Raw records
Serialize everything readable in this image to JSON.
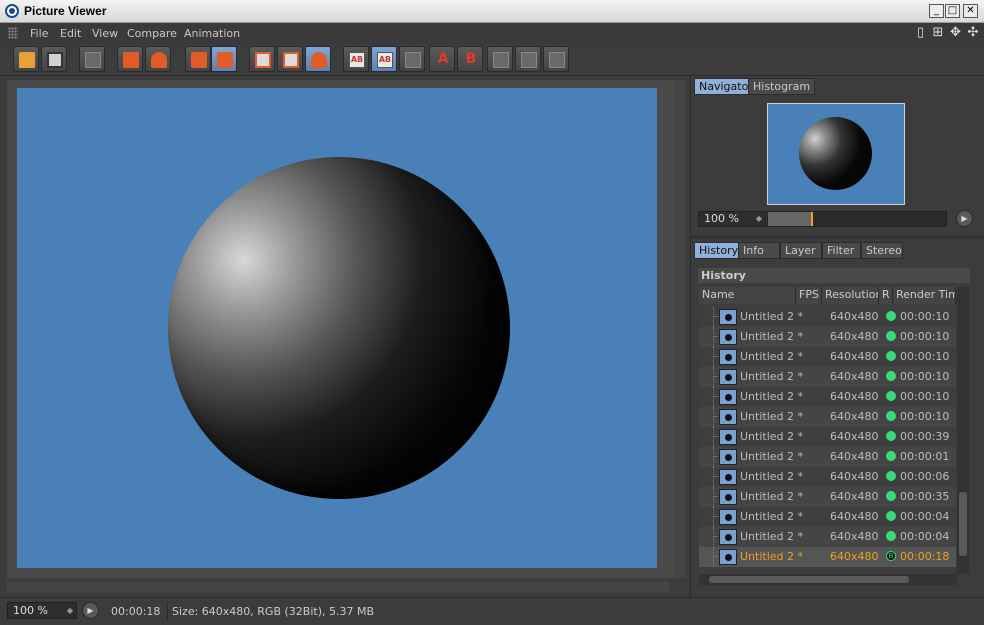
{
  "window": {
    "title": "Picture Viewer",
    "minimize": "_",
    "maximize": "□",
    "close": "✕"
  },
  "menu": [
    "File",
    "Edit",
    "View",
    "Compare",
    "Animation"
  ],
  "layout_icons": [
    "▯",
    "⊞",
    "✥",
    "✣"
  ],
  "navigator": {
    "tabs": [
      "Navigator",
      "Histogram"
    ],
    "zoom_value": "100 %",
    "zoom_slider_level": 0.24
  },
  "history": {
    "tabs": [
      "History",
      "Info",
      "Layer",
      "Filter",
      "Stereo"
    ],
    "header": "History",
    "columns": [
      "Name",
      "FPS",
      "Resolution",
      "R",
      "Render Tim"
    ],
    "rows": [
      {
        "name": "Untitled 2 *",
        "fps": "",
        "resolution": "640x480",
        "status": "dot",
        "time": "00:00:10"
      },
      {
        "name": "Untitled 2 *",
        "fps": "",
        "resolution": "640x480",
        "status": "dot",
        "time": "00:00:10"
      },
      {
        "name": "Untitled 2 *",
        "fps": "",
        "resolution": "640x480",
        "status": "dot",
        "time": "00:00:10"
      },
      {
        "name": "Untitled 2 *",
        "fps": "",
        "resolution": "640x480",
        "status": "dot",
        "time": "00:00:10"
      },
      {
        "name": "Untitled 2 *",
        "fps": "",
        "resolution": "640x480",
        "status": "dot",
        "time": "00:00:10"
      },
      {
        "name": "Untitled 2 *",
        "fps": "",
        "resolution": "640x480",
        "status": "dot",
        "time": "00:00:10"
      },
      {
        "name": "Untitled 2 *",
        "fps": "",
        "resolution": "640x480",
        "status": "dot",
        "time": "00:00:39"
      },
      {
        "name": "Untitled 2 *",
        "fps": "",
        "resolution": "640x480",
        "status": "dot",
        "time": "00:00:01"
      },
      {
        "name": "Untitled 2 *",
        "fps": "",
        "resolution": "640x480",
        "status": "dot",
        "time": "00:00:06"
      },
      {
        "name": "Untitled 2 *",
        "fps": "",
        "resolution": "640x480",
        "status": "dot",
        "time": "00:00:35"
      },
      {
        "name": "Untitled 2 *",
        "fps": "",
        "resolution": "640x480",
        "status": "dot",
        "time": "00:00:04"
      },
      {
        "name": "Untitled 2 *",
        "fps": "",
        "resolution": "640x480",
        "status": "dot",
        "time": "00:00:04"
      },
      {
        "name": "Untitled 2 *",
        "fps": "",
        "resolution": "640x480",
        "status": "B",
        "time": "00:00:18",
        "selected": true
      }
    ]
  },
  "status": {
    "zoom": "100 %",
    "time": "00:00:18",
    "info": "Size: 640x480, RGB (32Bit), 5.37 MB"
  },
  "toolbar_letters": {
    "a": "A",
    "b": "B"
  },
  "colors": {
    "canvas_bg": "#4a80b8",
    "accent_orange": "#f0a020",
    "status_green": "#3adc7a"
  }
}
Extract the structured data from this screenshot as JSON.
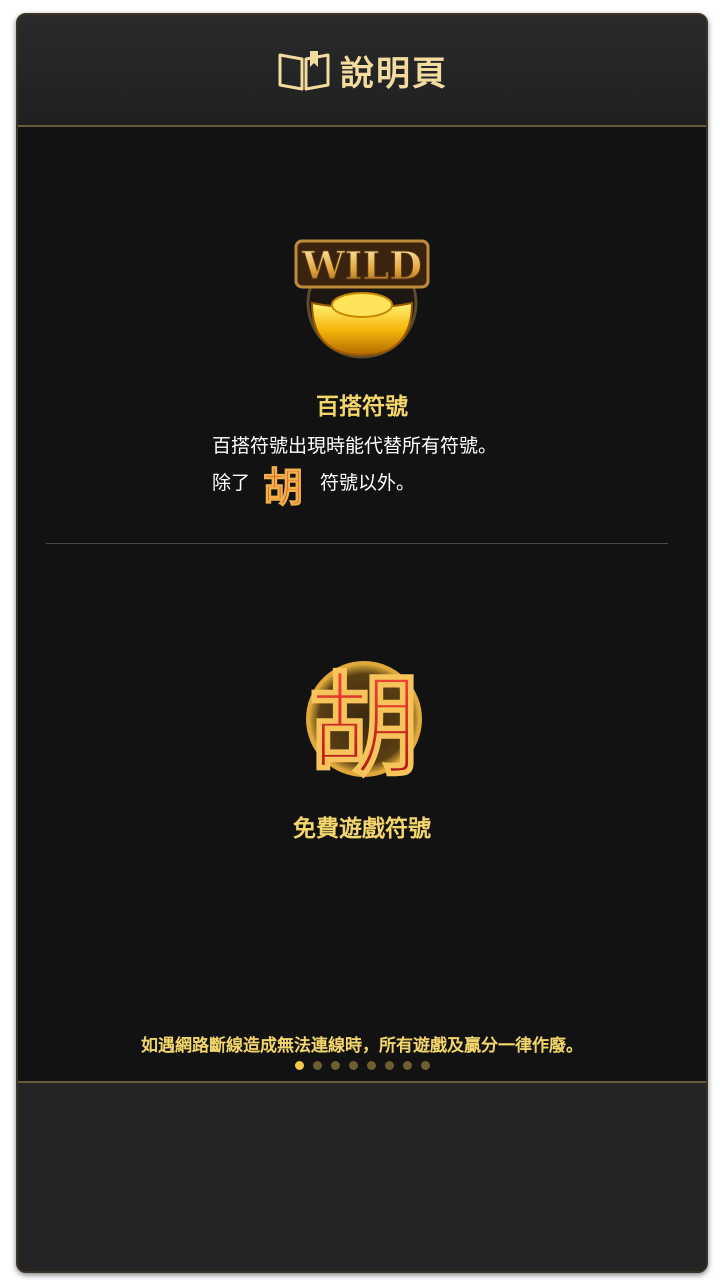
{
  "header": {
    "title": "說明頁",
    "icon": "book-icon"
  },
  "wild_section": {
    "icon": "wild-gold-ingot-icon",
    "icon_text": "WILD",
    "title": "百搭符號",
    "desc_line1": "百搭符號出現時能代替所有符號。",
    "desc_line2_prefix": "除了",
    "desc_line2_icon": "hu-symbol-icon",
    "desc_line2_suffix": "符號以外。"
  },
  "free_game_section": {
    "icon": "hu-symbol-icon",
    "icon_text": "胡",
    "title": "免費遊戲符號"
  },
  "notice": "如遇網路斷線造成無法連線時，所有遊戲及贏分一律作廢。",
  "pagination": {
    "total": 8,
    "current": 1
  },
  "colors": {
    "accent_gold": "#f3d56b",
    "header_gold": "#f3dca0",
    "background": "#121212",
    "symbol_red": "#d8231f"
  }
}
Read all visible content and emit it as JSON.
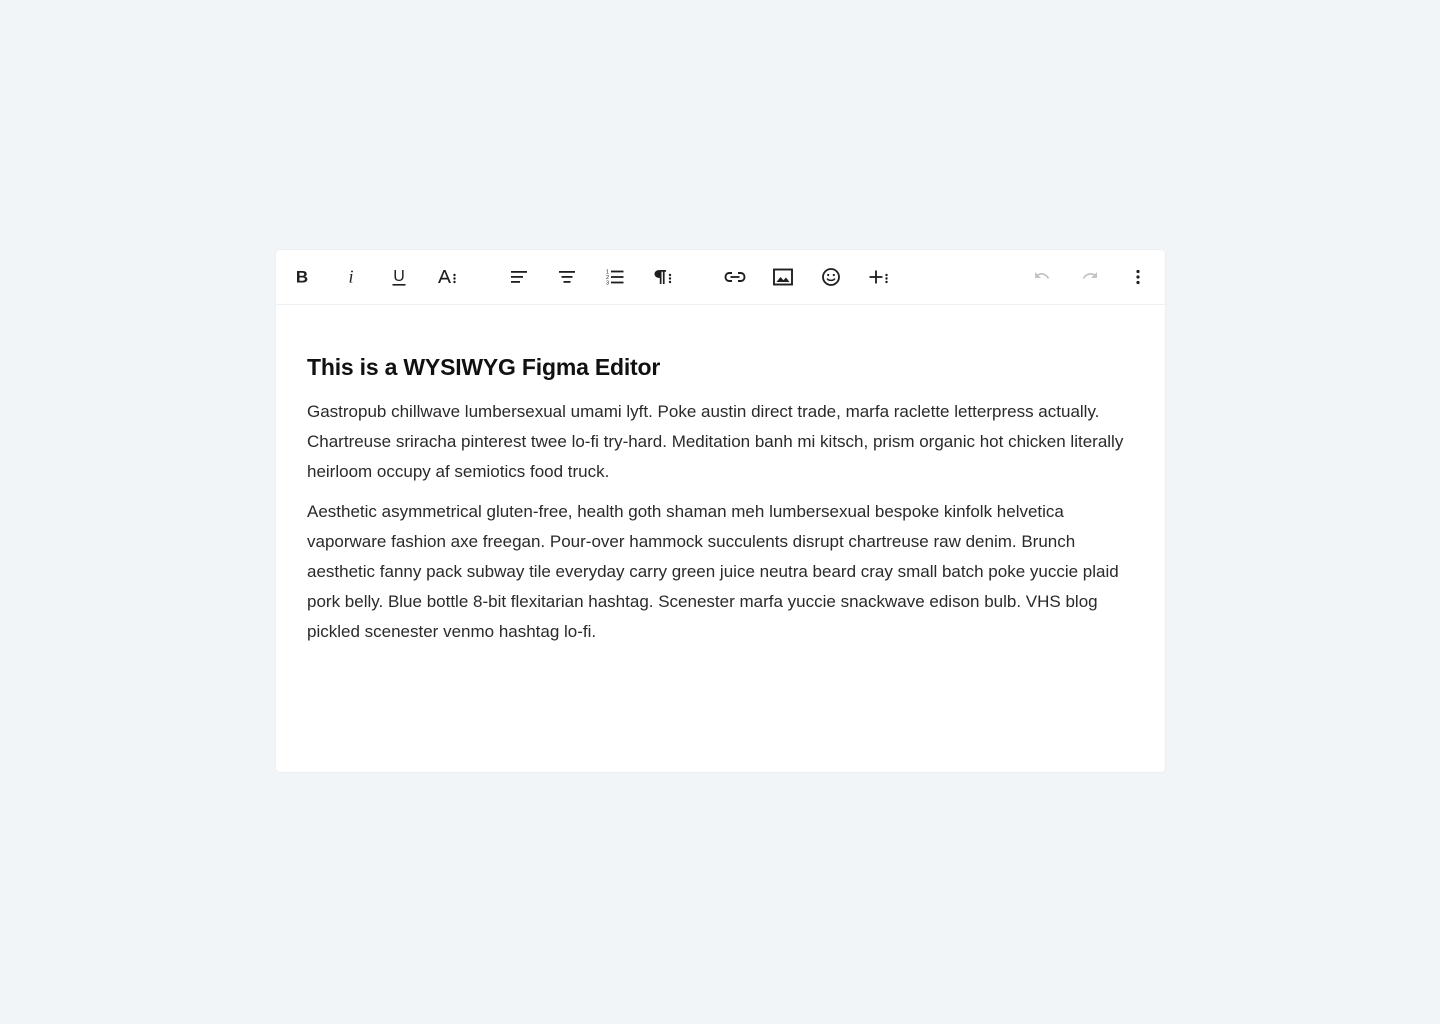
{
  "editor": {
    "toolbar": {
      "buttons": [
        {
          "icon": "bold-icon",
          "label": "B"
        },
        {
          "icon": "italic-icon",
          "label": "i"
        },
        {
          "icon": "underline-icon",
          "label": "U"
        },
        {
          "icon": "font-size-icon"
        },
        {
          "icon": "align-left-icon"
        },
        {
          "icon": "align-center-icon"
        },
        {
          "icon": "numbered-list-icon"
        },
        {
          "icon": "paragraph-icon"
        },
        {
          "icon": "link-icon"
        },
        {
          "icon": "image-icon"
        },
        {
          "icon": "emoji-icon"
        },
        {
          "icon": "insert-more-icon"
        },
        {
          "icon": "undo-icon",
          "state": "disabled"
        },
        {
          "icon": "redo-icon",
          "state": "disabled"
        },
        {
          "icon": "more-options-icon"
        }
      ]
    },
    "document": {
      "heading": "This is a WYSIWYG Figma Editor",
      "paragraphs": [
        "Gastropub chillwave lumbersexual umami lyft. Poke austin direct trade, marfa raclette letterpress actually. Chartreuse sriracha pinterest twee lo-fi try-hard. Meditation banh mi kitsch, prism organic hot chicken literally heirloom occupy af semiotics food truck.",
        "Aesthetic asymmetrical gluten-free, health goth shaman meh lumbersexual bespoke kinfolk helvetica vaporware fashion axe freegan. Pour-over hammock succulents disrupt chartreuse raw denim. Brunch aesthetic fanny pack subway tile everyday carry green juice neutra beard cray small batch poke yuccie plaid pork belly. Blue bottle 8-bit flexitarian hashtag. Scenester marfa yuccie snackwave edison bulb. VHS blog pickled scenester venmo hashtag lo-fi."
      ]
    }
  },
  "colors": {
    "page_background": "#f2f5f8",
    "editor_background": "#ffffff",
    "icon": "#1f1f1f",
    "icon_disabled": "#c4c4c4",
    "text": "#2a2a2a"
  }
}
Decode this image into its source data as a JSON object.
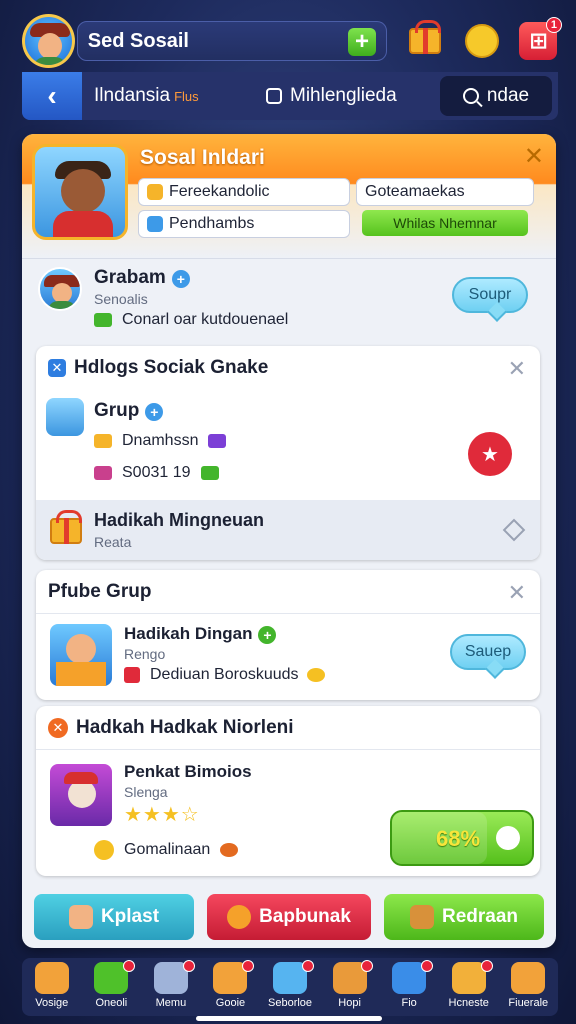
{
  "topbar": {
    "title": "Sed Sosail",
    "notification_count": "1"
  },
  "tabs": {
    "tab1_label": "Ilndansia",
    "tab1_tag": "Flus",
    "tab2_label": "Mihlenglieda",
    "search_label": "ndae"
  },
  "panel": {
    "title": "Sosal Inldari",
    "chip1": "Fereekandolic",
    "chip2": "Pendhambs",
    "chip3": "Goteamaekas",
    "green_button": "Whilas Nhemnar"
  },
  "row_a": {
    "name": "Grabam",
    "sub": "Senoalis",
    "line": "Conarl oar kutdouenael",
    "bubble": "Soupr"
  },
  "card1": {
    "title": "Hdlogs Sociak Gnake",
    "group_name": "Grup",
    "line1": "Dnamhssn",
    "line2": "S0031 19",
    "gift_title": "Hadikah Mingneuan",
    "gift_sub": "Reata"
  },
  "card2": {
    "title": "Pfube Grup",
    "item_name": "Hadikah Dingan",
    "item_sub": "Rengo",
    "item_line": "Dediuan Boroskuuds",
    "bubble": "Sauep"
  },
  "card3": {
    "title": "Hadkah Hadkak Niorleni",
    "item_name": "Penkat Bimoios",
    "item_sub": "Slenga",
    "rating": 3.5,
    "stars": "★★★☆",
    "coin_line": "Gomalinaan",
    "progress_label": "68%",
    "progress": 0.68
  },
  "actions": {
    "left": "Kplast",
    "center": "Bapbunak",
    "right": "Redraan"
  },
  "nav": [
    {
      "label": "Vosige",
      "icon": "chest-icon",
      "color": "#f2a23a"
    },
    {
      "label": "Oneoli",
      "icon": "globe-icon",
      "color": "#4fc12a"
    },
    {
      "label": "Memu",
      "icon": "house-icon",
      "color": "#9fb3d9"
    },
    {
      "label": "Gooie",
      "icon": "box-icon",
      "color": "#f2a23a"
    },
    {
      "label": "Seborloe",
      "icon": "mail-icon",
      "color": "#56b4f0"
    },
    {
      "label": "Hopi",
      "icon": "pet-icon",
      "color": "#e99a3a"
    },
    {
      "label": "Fio",
      "icon": "chat-icon",
      "color": "#3a8de8"
    },
    {
      "label": "Hcneste",
      "icon": "cookie-icon",
      "color": "#f2b03a"
    },
    {
      "label": "Fiuerale",
      "icon": "trophy-icon",
      "color": "#f2a23a"
    }
  ],
  "colors": {
    "accent": "#2457c4",
    "panel_head": "#ff8a1e",
    "green": "#56c21d",
    "red": "#d61f35"
  }
}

◆ Exercise: Give the number of lines where the string "JSON" occurs, without any further text.

◆ Exercise result: 4